PROBLEM TO WORK ON: Return only the number of lines in the entries below that hold the word "képzésben".

Dataset excerpt
....................

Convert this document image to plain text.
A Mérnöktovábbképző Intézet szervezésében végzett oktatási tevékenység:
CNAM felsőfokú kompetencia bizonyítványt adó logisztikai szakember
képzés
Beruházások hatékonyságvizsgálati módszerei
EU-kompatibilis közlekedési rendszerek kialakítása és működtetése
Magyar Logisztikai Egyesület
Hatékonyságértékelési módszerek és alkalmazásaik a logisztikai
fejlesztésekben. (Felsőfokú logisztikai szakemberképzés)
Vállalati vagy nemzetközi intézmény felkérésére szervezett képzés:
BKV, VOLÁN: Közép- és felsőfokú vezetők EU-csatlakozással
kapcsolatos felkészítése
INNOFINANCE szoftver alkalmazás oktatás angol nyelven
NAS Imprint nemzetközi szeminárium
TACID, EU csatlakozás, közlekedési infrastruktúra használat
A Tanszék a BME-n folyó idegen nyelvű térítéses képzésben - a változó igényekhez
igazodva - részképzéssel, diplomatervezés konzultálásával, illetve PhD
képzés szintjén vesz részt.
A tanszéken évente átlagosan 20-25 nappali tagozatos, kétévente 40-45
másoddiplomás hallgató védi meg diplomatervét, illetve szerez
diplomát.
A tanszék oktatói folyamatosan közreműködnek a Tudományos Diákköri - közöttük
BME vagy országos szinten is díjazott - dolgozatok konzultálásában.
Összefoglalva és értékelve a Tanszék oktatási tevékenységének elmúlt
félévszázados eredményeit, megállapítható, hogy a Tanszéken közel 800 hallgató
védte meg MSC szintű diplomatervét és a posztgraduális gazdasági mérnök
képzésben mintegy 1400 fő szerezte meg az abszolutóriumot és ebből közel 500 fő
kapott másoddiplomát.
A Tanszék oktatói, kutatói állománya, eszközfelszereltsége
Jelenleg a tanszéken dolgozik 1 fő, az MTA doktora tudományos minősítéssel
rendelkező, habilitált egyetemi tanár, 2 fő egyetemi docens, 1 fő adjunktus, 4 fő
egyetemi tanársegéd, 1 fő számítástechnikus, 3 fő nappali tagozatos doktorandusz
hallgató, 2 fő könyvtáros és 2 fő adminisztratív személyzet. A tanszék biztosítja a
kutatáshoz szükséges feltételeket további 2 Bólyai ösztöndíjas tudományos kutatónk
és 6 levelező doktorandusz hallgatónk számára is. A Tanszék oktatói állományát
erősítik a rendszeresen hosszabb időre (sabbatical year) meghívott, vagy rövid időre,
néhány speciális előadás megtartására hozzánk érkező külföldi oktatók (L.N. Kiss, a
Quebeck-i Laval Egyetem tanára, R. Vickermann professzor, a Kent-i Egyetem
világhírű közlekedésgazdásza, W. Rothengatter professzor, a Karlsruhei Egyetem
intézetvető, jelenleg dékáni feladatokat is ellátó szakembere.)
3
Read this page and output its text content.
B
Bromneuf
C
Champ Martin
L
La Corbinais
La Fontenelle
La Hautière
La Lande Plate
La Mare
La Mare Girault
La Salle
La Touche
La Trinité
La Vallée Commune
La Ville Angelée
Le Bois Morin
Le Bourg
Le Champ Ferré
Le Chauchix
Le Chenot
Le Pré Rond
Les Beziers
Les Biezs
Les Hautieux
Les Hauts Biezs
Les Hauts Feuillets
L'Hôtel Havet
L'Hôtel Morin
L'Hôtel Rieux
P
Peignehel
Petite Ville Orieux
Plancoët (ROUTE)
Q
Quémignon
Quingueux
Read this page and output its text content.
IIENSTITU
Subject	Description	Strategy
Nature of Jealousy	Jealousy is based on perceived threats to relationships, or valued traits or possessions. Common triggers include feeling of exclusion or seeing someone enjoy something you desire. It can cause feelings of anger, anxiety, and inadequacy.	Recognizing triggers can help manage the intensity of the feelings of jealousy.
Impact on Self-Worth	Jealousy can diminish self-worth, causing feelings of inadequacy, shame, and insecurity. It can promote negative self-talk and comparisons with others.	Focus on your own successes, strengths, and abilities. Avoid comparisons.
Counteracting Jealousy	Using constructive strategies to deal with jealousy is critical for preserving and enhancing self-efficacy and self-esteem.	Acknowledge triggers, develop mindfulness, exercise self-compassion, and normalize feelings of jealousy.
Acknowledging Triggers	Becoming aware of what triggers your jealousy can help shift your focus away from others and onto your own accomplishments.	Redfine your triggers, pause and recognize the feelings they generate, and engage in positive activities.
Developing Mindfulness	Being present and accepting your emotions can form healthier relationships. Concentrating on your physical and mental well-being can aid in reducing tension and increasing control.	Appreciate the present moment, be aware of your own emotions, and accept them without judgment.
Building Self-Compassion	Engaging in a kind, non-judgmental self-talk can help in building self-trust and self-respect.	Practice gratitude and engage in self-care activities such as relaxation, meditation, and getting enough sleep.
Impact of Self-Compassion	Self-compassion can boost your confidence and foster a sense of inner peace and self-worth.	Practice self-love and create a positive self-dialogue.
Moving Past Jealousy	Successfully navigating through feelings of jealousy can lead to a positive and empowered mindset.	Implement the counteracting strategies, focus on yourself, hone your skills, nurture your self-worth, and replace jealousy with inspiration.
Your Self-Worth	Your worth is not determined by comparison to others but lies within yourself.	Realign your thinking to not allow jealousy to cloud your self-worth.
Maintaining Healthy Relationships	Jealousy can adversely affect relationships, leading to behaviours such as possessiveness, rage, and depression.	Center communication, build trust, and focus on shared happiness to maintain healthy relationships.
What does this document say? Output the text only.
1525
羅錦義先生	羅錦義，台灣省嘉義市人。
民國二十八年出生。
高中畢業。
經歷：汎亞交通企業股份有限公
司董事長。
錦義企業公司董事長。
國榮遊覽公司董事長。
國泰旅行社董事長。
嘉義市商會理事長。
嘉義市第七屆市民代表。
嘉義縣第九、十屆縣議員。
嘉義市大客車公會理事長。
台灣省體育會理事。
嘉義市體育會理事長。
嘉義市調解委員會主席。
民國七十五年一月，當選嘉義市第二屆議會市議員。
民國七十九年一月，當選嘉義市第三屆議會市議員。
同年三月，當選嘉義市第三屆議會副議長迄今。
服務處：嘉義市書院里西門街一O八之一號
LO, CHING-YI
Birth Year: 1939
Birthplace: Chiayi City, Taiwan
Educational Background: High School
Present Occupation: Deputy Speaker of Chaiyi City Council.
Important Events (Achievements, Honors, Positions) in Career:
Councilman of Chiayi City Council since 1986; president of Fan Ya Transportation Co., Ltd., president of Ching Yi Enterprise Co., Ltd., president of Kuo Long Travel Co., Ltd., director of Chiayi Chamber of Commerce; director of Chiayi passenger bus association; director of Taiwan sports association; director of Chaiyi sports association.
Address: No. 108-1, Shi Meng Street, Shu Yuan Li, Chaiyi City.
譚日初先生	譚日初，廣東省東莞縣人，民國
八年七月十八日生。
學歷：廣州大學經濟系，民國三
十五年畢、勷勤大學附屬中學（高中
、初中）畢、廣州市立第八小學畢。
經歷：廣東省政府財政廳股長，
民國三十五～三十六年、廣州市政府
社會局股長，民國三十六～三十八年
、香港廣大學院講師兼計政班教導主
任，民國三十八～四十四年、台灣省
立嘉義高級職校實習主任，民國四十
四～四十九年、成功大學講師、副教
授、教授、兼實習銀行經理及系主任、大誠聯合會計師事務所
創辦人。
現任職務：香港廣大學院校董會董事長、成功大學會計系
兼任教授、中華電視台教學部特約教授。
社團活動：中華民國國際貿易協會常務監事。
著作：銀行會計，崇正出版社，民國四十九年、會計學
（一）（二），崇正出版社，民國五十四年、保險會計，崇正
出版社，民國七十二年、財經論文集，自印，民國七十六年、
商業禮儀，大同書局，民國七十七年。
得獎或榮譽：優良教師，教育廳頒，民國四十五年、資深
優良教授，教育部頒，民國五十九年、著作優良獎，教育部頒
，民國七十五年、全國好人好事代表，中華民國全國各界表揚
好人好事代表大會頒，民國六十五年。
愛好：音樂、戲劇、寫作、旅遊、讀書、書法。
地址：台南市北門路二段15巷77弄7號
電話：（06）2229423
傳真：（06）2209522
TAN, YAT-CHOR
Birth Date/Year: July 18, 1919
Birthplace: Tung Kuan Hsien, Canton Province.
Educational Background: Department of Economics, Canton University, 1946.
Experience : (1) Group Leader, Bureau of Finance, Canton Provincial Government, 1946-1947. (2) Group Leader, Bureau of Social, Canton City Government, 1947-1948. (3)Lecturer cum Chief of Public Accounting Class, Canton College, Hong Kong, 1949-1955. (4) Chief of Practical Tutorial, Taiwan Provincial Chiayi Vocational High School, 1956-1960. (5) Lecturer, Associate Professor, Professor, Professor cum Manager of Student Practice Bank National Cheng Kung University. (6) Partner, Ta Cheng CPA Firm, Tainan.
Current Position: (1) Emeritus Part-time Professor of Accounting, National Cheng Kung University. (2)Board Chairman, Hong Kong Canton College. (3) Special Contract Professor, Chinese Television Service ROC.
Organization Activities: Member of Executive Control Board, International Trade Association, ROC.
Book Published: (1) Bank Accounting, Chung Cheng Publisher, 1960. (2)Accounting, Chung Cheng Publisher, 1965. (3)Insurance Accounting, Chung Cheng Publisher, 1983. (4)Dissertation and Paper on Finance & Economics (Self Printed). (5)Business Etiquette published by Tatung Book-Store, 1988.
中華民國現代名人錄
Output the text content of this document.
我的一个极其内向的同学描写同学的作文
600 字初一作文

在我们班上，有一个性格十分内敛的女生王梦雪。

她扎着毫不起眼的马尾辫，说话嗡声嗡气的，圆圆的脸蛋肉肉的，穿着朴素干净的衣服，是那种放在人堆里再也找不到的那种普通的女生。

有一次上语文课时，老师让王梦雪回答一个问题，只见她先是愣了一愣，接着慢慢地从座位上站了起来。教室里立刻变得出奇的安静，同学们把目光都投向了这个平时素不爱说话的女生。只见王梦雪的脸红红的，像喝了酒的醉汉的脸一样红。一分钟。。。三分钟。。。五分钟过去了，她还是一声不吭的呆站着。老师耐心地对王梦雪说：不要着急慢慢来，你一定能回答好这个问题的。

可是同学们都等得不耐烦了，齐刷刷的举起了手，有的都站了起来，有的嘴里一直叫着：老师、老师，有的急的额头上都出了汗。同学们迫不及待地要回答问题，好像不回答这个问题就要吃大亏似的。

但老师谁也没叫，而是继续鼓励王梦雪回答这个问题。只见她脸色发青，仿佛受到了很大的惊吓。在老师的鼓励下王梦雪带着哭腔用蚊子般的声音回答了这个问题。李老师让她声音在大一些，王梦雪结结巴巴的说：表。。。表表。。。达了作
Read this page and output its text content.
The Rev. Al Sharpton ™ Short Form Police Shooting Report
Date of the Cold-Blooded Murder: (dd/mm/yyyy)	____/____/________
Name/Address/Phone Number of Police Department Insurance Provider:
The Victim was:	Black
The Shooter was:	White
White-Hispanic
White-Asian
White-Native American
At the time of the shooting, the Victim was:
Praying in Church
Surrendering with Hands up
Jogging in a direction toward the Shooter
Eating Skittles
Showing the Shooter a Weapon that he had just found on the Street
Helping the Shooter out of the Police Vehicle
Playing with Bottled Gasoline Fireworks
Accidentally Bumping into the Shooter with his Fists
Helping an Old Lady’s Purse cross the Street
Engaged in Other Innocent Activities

....................

CORRECT RESULT: 2